Linking this search for stillness to destructive aggression is even less realistic. In fact, it should be the opposite: if one wants to be quiet, it makes little sense to start killing people!
(III) The theory of death instinct tends to make us forget that a reduction in neurotic conflicts would imply a parallel decrease in neurotic aggressiveness connected to them.
Such aggressiveness may also include the desire for death, but this, rather than an “instinct”, can originate ─ in addition to the neurotic conflicts and the attempt to discharge the tension connected to them ─ from the attempt to avoid the fear of death through a sort of “identification with the aggressor”. Moreover, the desire of death is virtually always accompanied by fantasies of a more rewarding afterlife. On that account, the psychoanalysis of neurotic aggressiveness can help to better understand the fears and conflicts associated with the inevitability of death.

**INPUT RECORDS:**
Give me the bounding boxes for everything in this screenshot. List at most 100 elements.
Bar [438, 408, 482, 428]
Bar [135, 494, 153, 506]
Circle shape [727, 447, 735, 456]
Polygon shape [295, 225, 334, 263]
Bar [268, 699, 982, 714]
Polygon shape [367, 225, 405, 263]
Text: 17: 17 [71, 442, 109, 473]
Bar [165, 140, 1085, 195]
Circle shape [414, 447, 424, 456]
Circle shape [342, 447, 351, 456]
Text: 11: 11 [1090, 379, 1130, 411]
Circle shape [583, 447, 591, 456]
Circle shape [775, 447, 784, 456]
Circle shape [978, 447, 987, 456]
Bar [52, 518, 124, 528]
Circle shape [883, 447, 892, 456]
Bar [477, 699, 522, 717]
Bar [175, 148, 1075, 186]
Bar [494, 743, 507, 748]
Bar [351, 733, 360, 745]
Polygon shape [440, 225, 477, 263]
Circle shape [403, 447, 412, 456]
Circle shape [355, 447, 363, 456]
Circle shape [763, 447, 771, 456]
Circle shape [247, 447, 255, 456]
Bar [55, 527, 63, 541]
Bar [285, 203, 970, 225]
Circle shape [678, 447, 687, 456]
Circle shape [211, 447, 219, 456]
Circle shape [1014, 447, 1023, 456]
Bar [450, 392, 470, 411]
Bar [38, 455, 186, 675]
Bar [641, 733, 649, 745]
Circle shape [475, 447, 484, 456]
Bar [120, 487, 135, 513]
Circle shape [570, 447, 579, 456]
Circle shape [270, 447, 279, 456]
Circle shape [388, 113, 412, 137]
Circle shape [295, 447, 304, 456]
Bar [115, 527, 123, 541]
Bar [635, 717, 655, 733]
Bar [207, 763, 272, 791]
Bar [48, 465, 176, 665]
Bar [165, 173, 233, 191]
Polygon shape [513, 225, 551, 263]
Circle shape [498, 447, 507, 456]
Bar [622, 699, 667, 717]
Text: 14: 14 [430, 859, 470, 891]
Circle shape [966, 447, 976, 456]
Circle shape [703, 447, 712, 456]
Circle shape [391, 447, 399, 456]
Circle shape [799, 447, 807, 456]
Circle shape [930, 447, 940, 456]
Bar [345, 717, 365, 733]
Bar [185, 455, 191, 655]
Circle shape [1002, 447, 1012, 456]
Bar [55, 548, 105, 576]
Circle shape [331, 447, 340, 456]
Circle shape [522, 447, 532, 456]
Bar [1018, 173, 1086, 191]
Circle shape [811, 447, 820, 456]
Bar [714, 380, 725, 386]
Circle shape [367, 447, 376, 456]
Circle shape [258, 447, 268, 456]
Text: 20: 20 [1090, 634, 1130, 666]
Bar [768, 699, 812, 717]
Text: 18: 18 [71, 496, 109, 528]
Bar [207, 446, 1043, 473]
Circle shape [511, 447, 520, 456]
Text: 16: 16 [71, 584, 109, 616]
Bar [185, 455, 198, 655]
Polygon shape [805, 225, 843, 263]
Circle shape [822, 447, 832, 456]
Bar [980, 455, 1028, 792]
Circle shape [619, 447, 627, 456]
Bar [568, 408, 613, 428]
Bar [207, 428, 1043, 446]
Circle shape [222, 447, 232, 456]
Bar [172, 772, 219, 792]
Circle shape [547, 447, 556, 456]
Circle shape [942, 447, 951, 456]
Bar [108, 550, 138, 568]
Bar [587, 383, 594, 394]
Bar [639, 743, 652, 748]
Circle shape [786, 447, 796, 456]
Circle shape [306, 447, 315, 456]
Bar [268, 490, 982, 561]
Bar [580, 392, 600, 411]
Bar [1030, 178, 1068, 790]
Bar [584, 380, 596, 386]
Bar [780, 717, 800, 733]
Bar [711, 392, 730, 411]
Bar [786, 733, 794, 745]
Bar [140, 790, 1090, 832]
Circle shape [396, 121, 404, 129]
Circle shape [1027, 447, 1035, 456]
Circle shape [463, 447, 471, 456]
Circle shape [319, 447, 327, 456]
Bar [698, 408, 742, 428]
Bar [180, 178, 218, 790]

**YOUR TASKS:**
(a) Answer these questions about the passage on the death instinct:
(i) What makes little sense if one wants to be quiet?
(ii) What would a reduction in neurotic conflicts imply?
(iii) What is the desire of death virtually always accompanied by?
(b) Reproduce the records word for word, from their first line through the line containing "Circle shape [1002, 447, 1012, 456]", both lines included.
The text and the records have nothing to do with each other.

**TASK RESULTS:**
(a)
(i) Starting to kill people.
(ii) A parallel decrease in the neurotic aggressiveness connected to them.
(iii) Fantasies of a more rewarding afterlife.

(b)
Give me the bounding boxes for everything in this screenshot. List at most 100 elements.
Bar [438, 408, 482, 428]
Bar [135, 494, 153, 506]
Circle shape [727, 447, 735, 456]
Polygon shape [295, 225, 334, 263]
Bar [268, 699, 982, 714]
Polygon shape [367, 225, 405, 263]
Text: 17: 17 [71, 442, 109, 473]
Bar [165, 140, 1085, 195]
Circle shape [414, 447, 424, 456]
Circle shape [342, 447, 351, 456]
Text: 11: 11 [1090, 379, 1130, 411]
Circle shape [583, 447, 591, 456]
Circle shape [775, 447, 784, 456]
Circle shape [978, 447, 987, 456]
Bar [52, 518, 124, 528]
Circle shape [883, 447, 892, 456]
Bar [477, 699, 522, 717]
Bar [175, 148, 1075, 186]
Bar [494, 743, 507, 748]
Bar [351, 733, 360, 745]
Polygon shape [440, 225, 477, 263]
Circle shape [403, 447, 412, 456]
Circle shape [355, 447, 363, 456]
Circle shape [763, 447, 771, 456]
Circle shape [247, 447, 255, 456]
Bar [55, 527, 63, 541]
Bar [285, 203, 970, 225]
Circle shape [678, 447, 687, 456]
Circle shape [211, 447, 219, 456]
Circle shape [1014, 447, 1023, 456]
Bar [450, 392, 470, 411]
Bar [38, 455, 186, 675]
Bar [641, 733, 649, 745]
Circle shape [475, 447, 484, 456]
Bar [120, 487, 135, 513]
Circle shape [570, 447, 579, 456]
Circle shape [270, 447, 279, 456]
Circle shape [388, 113, 412, 137]
Circle shape [295, 447, 304, 456]
Bar [115, 527, 123, 541]
Bar [635, 717, 655, 733]
Bar [207, 763, 272, 791]
Bar [48, 465, 176, 665]
Bar [165, 173, 233, 191]
Polygon shape [513, 225, 551, 263]
Circle shape [498, 447, 507, 456]
Bar [622, 699, 667, 717]
Text: 14: 14 [430, 859, 470, 891]
Circle shape [966, 447, 976, 456]
Circle shape [703, 447, 712, 456]
Circle shape [391, 447, 399, 456]
Circle shape [799, 447, 807, 456]
Circle shape [930, 447, 940, 456]
Bar [345, 717, 365, 733]
Bar [185, 455, 191, 655]
Circle shape [1002, 447, 1012, 456]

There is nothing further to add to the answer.